[Items listed in a dataset]
__________

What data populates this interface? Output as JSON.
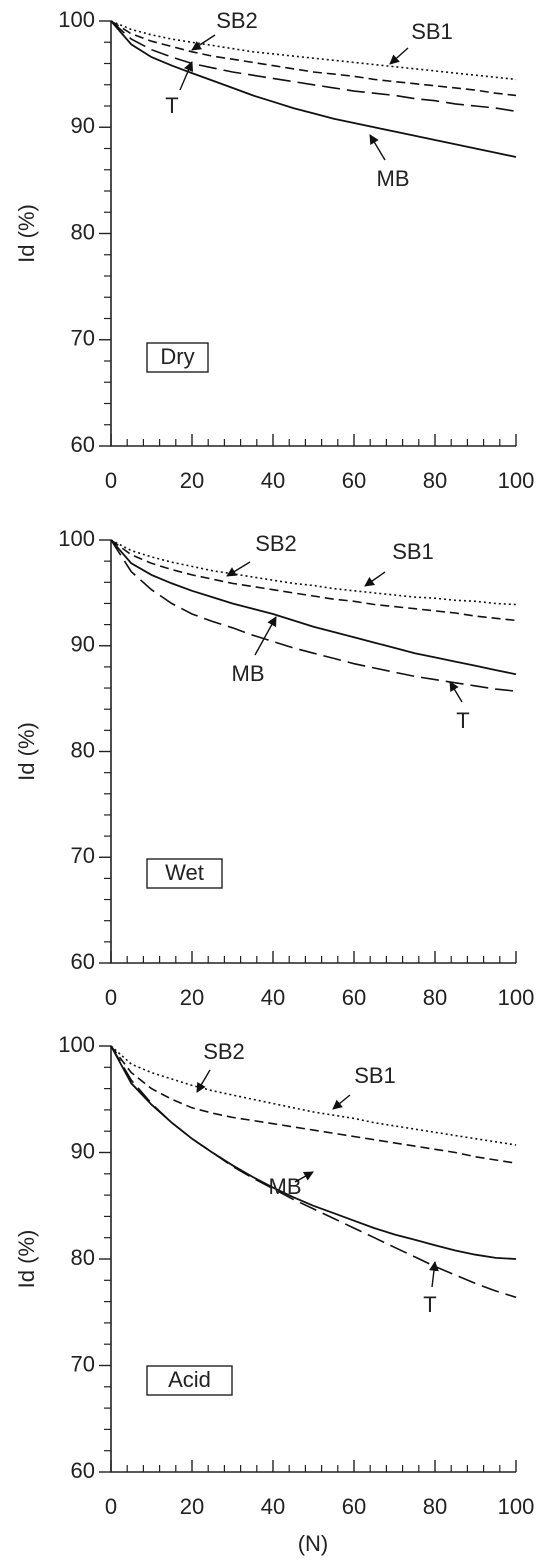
{
  "chart_data": [
    {
      "type": "line",
      "panel_label": "Dry",
      "ylabel": "Id (%)",
      "x": [
        0,
        5,
        10,
        15,
        20,
        25,
        30,
        35,
        40,
        45,
        50,
        55,
        60,
        65,
        70,
        75,
        80,
        85,
        90,
        95,
        100
      ],
      "xlim": [
        0,
        100
      ],
      "xticks": [
        0,
        20,
        40,
        60,
        80,
        100
      ],
      "ylim": [
        60,
        100
      ],
      "yticks": [
        60,
        70,
        80,
        90,
        100
      ],
      "series": [
        {
          "name": "SB1",
          "color": "#111111",
          "dash": "dotted",
          "values": [
            100,
            99.2,
            98.7,
            98.3,
            98,
            97.7,
            97.4,
            97.1,
            96.9,
            96.7,
            96.5,
            96.3,
            96.1,
            95.9,
            95.7,
            95.5,
            95.3,
            95.1,
            94.9,
            94.7,
            94.5
          ]
        },
        {
          "name": "SB2",
          "color": "#111111",
          "dash": "dashed",
          "values": [
            100,
            98.8,
            98.1,
            97.6,
            97.1,
            96.7,
            96.4,
            96.1,
            95.8,
            95.5,
            95.2,
            95,
            94.8,
            94.5,
            94.3,
            94.1,
            93.9,
            93.7,
            93.5,
            93.2,
            93
          ]
        },
        {
          "name": "T",
          "color": "#111111",
          "dash": "longdash",
          "values": [
            100,
            98.3,
            97.3,
            96.6,
            96,
            95.6,
            95.2,
            94.9,
            94.6,
            94.3,
            94,
            93.7,
            93.4,
            93.2,
            93,
            92.7,
            92.5,
            92.2,
            92,
            91.8,
            91.5
          ]
        },
        {
          "name": "MB",
          "color": "#111111",
          "dash": "solid",
          "values": [
            100,
            97.8,
            96.6,
            95.8,
            95.1,
            94.4,
            93.7,
            93,
            92.4,
            91.8,
            91.3,
            90.8,
            90.4,
            90,
            89.6,
            89.2,
            88.8,
            88.4,
            88,
            87.6,
            87.2
          ]
        }
      ]
    },
    {
      "type": "line",
      "panel_label": "Wet",
      "ylabel": "Id (%)",
      "x": [
        0,
        5,
        10,
        15,
        20,
        25,
        30,
        35,
        40,
        45,
        50,
        55,
        60,
        65,
        70,
        75,
        80,
        85,
        90,
        95,
        100
      ],
      "xlim": [
        0,
        100
      ],
      "xticks": [
        0,
        20,
        40,
        60,
        80,
        100
      ],
      "ylim": [
        60,
        100
      ],
      "yticks": [
        60,
        70,
        80,
        90,
        100
      ],
      "series": [
        {
          "name": "SB1",
          "color": "#111111",
          "dash": "dotted",
          "values": [
            100,
            99,
            98.4,
            97.9,
            97.5,
            97.1,
            96.8,
            96.5,
            96.2,
            95.9,
            95.7,
            95.4,
            95.2,
            95,
            94.8,
            94.6,
            94.5,
            94.3,
            94.2,
            94,
            93.9
          ]
        },
        {
          "name": "SB2",
          "color": "#111111",
          "dash": "dashed",
          "values": [
            100,
            98.6,
            97.8,
            97.2,
            96.7,
            96.3,
            95.9,
            95.6,
            95.3,
            95,
            94.7,
            94.4,
            94.2,
            93.9,
            93.7,
            93.5,
            93.3,
            93.1,
            92.8,
            92.6,
            92.4
          ]
        },
        {
          "name": "T",
          "color": "#111111",
          "dash": "longdash",
          "values": [
            100,
            97,
            95.3,
            94,
            93,
            92.3,
            91.7,
            91,
            90.4,
            89.8,
            89.3,
            88.8,
            88.3,
            87.9,
            87.5,
            87.1,
            86.8,
            86.5,
            86.2,
            85.9,
            85.7
          ]
        },
        {
          "name": "MB",
          "color": "#111111",
          "dash": "solid",
          "values": [
            100,
            97.8,
            96.7,
            95.9,
            95.2,
            94.6,
            94,
            93.5,
            93,
            92.4,
            91.8,
            91.3,
            90.8,
            90.3,
            89.8,
            89.3,
            88.9,
            88.5,
            88.1,
            87.7,
            87.3
          ]
        }
      ]
    },
    {
      "type": "line",
      "panel_label": "Acid",
      "ylabel": "Id (%)",
      "xlabel": "(N)",
      "x": [
        0,
        5,
        10,
        15,
        20,
        25,
        30,
        35,
        40,
        45,
        50,
        55,
        60,
        65,
        70,
        75,
        80,
        85,
        90,
        95,
        100
      ],
      "xlim": [
        0,
        100
      ],
      "xticks": [
        0,
        20,
        40,
        60,
        80,
        100
      ],
      "ylim": [
        60,
        100
      ],
      "yticks": [
        60,
        70,
        80,
        90,
        100
      ],
      "series": [
        {
          "name": "SB1",
          "color": "#111111",
          "dash": "dotted",
          "values": [
            100,
            98.3,
            97.5,
            96.9,
            96.3,
            95.8,
            95.4,
            95,
            94.6,
            94.2,
            93.8,
            93.5,
            93.2,
            92.8,
            92.5,
            92.2,
            91.9,
            91.6,
            91.3,
            91,
            90.7
          ]
        },
        {
          "name": "SB2",
          "color": "#111111",
          "dash": "dashed",
          "values": [
            100,
            97.5,
            96,
            95,
            94.2,
            93.7,
            93.3,
            93,
            92.7,
            92.4,
            92.1,
            91.8,
            91.5,
            91.2,
            90.9,
            90.6,
            90.3,
            90,
            89.6,
            89.3,
            89
          ]
        },
        {
          "name": "T",
          "color": "#111111",
          "dash": "longdash",
          "values": [
            100,
            96.8,
            94.6,
            92.8,
            91.3,
            90,
            88.7,
            87.6,
            86.6,
            85.6,
            84.7,
            83.8,
            82.9,
            82,
            81.1,
            80.2,
            79.3,
            78.5,
            77.7,
            77,
            76.4
          ]
        },
        {
          "name": "MB",
          "color": "#111111",
          "dash": "solid",
          "values": [
            100,
            96.5,
            94.5,
            92.8,
            91.3,
            90,
            88.8,
            87.7,
            86.7,
            85.8,
            85,
            84.3,
            83.6,
            82.9,
            82.3,
            81.8,
            81.3,
            80.8,
            80.4,
            80.1,
            80
          ]
        }
      ]
    }
  ]
}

__________

■ **Objective**
Transcribe all entries above exactly. Drop the pictures.

■ **Exercise result**
What data populates this interface? Output as JSON.
{
  "chart_data": [
    {
      "type": "line",
      "panel_label": "Dry",
      "ylabel": "Id (%)",
      "x": [
        0,
        5,
        10,
        15,
        20,
        25,
        30,
        35,
        40,
        45,
        50,
        55,
        60,
        65,
        70,
        75,
        80,
        85,
        90,
        95,
        100
      ],
      "xlim": [
        0,
        100
      ],
      "xticks": [
        0,
        20,
        40,
        60,
        80,
        100
      ],
      "ylim": [
        60,
        100
      ],
      "yticks": [
        60,
        70,
        80,
        90,
        100
      ],
      "series": [
        {
          "name": "SB1",
          "color": "#111111",
          "dash": "dotted",
          "values": [
            100,
            99.2,
            98.7,
            98.3,
            98,
            97.7,
            97.4,
            97.1,
            96.9,
            96.7,
            96.5,
            96.3,
            96.1,
            95.9,
            95.7,
            95.5,
            95.3,
            95.1,
            94.9,
            94.7,
            94.5
          ]
        },
        {
          "name": "SB2",
          "color": "#111111",
          "dash": "dashed",
          "values": [
            100,
            98.8,
            98.1,
            97.6,
            97.1,
            96.7,
            96.4,
            96.1,
            95.8,
            95.5,
            95.2,
            95,
            94.8,
            94.5,
            94.3,
            94.1,
            93.9,
            93.7,
            93.5,
            93.2,
            93
          ]
        },
        {
          "name": "T",
          "color": "#111111",
          "dash": "longdash",
          "values": [
            100,
            98.3,
            97.3,
            96.6,
            96,
            95.6,
            95.2,
            94.9,
            94.6,
            94.3,
            94,
            93.7,
            93.4,
            93.2,
            93,
            92.7,
            92.5,
            92.2,
            92,
            91.8,
            91.5
          ]
        },
        {
          "name": "MB",
          "color": "#111111",
          "dash": "solid",
          "values": [
            100,
            97.8,
            96.6,
            95.8,
            95.1,
            94.4,
            93.7,
            93,
            92.4,
            91.8,
            91.3,
            90.8,
            90.4,
            90,
            89.6,
            89.2,
            88.8,
            88.4,
            88,
            87.6,
            87.2
          ]
        }
      ]
    },
    {
      "type": "line",
      "panel_label": "Wet",
      "ylabel": "Id (%)",
      "x": [
        0,
        5,
        10,
        15,
        20,
        25,
        30,
        35,
        40,
        45,
        50,
        55,
        60,
        65,
        70,
        75,
        80,
        85,
        90,
        95,
        100
      ],
      "xlim": [
        0,
        100
      ],
      "xticks": [
        0,
        20,
        40,
        60,
        80,
        100
      ],
      "ylim": [
        60,
        100
      ],
      "yticks": [
        60,
        70,
        80,
        90,
        100
      ],
      "series": [
        {
          "name": "SB1",
          "color": "#111111",
          "dash": "dotted",
          "values": [
            100,
            99,
            98.4,
            97.9,
            97.5,
            97.1,
            96.8,
            96.5,
            96.2,
            95.9,
            95.7,
            95.4,
            95.2,
            95,
            94.8,
            94.6,
            94.5,
            94.3,
            94.2,
            94,
            93.9
          ]
        },
        {
          "name": "SB2",
          "color": "#111111",
          "dash": "dashed",
          "values": [
            100,
            98.6,
            97.8,
            97.2,
            96.7,
            96.3,
            95.9,
            95.6,
            95.3,
            95,
            94.7,
            94.4,
            94.2,
            93.9,
            93.7,
            93.5,
            93.3,
            93.1,
            92.8,
            92.6,
            92.4
          ]
        },
        {
          "name": "T",
          "color": "#111111",
          "dash": "longdash",
          "values": [
            100,
            97,
            95.3,
            94,
            93,
            92.3,
            91.7,
            91,
            90.4,
            89.8,
            89.3,
            88.8,
            88.3,
            87.9,
            87.5,
            87.1,
            86.8,
            86.5,
            86.2,
            85.9,
            85.7
          ]
        },
        {
          "name": "MB",
          "color": "#111111",
          "dash": "solid",
          "values": [
            100,
            97.8,
            96.7,
            95.9,
            95.2,
            94.6,
            94,
            93.5,
            93,
            92.4,
            91.8,
            91.3,
            90.8,
            90.3,
            89.8,
            89.3,
            88.9,
            88.5,
            88.1,
            87.7,
            87.3
          ]
        }
      ]
    },
    {
      "type": "line",
      "panel_label": "Acid",
      "ylabel": "Id (%)",
      "xlabel": "(N)",
      "x": [
        0,
        5,
        10,
        15,
        20,
        25,
        30,
        35,
        40,
        45,
        50,
        55,
        60,
        65,
        70,
        75,
        80,
        85,
        90,
        95,
        100
      ],
      "xlim": [
        0,
        100
      ],
      "xticks": [
        0,
        20,
        40,
        60,
        80,
        100
      ],
      "ylim": [
        60,
        100
      ],
      "yticks": [
        60,
        70,
        80,
        90,
        100
      ],
      "series": [
        {
          "name": "SB1",
          "color": "#111111",
          "dash": "dotted",
          "values": [
            100,
            98.3,
            97.5,
            96.9,
            96.3,
            95.8,
            95.4,
            95,
            94.6,
            94.2,
            93.8,
            93.5,
            93.2,
            92.8,
            92.5,
            92.2,
            91.9,
            91.6,
            91.3,
            91,
            90.7
          ]
        },
        {
          "name": "SB2",
          "color": "#111111",
          "dash": "dashed",
          "values": [
            100,
            97.5,
            96,
            95,
            94.2,
            93.7,
            93.3,
            93,
            92.7,
            92.4,
            92.1,
            91.8,
            91.5,
            91.2,
            90.9,
            90.6,
            90.3,
            90,
            89.6,
            89.3,
            89
          ]
        },
        {
          "name": "T",
          "color": "#111111",
          "dash": "longdash",
          "values": [
            100,
            96.8,
            94.6,
            92.8,
            91.3,
            90,
            88.7,
            87.6,
            86.6,
            85.6,
            84.7,
            83.8,
            82.9,
            82,
            81.1,
            80.2,
            79.3,
            78.5,
            77.7,
            77,
            76.4
          ]
        },
        {
          "name": "MB",
          "color": "#111111",
          "dash": "solid",
          "values": [
            100,
            96.5,
            94.5,
            92.8,
            91.3,
            90,
            88.8,
            87.7,
            86.7,
            85.8,
            85,
            84.3,
            83.6,
            82.9,
            82.3,
            81.8,
            81.3,
            80.8,
            80.4,
            80.1,
            80
          ]
        }
      ]
    }
  ]
}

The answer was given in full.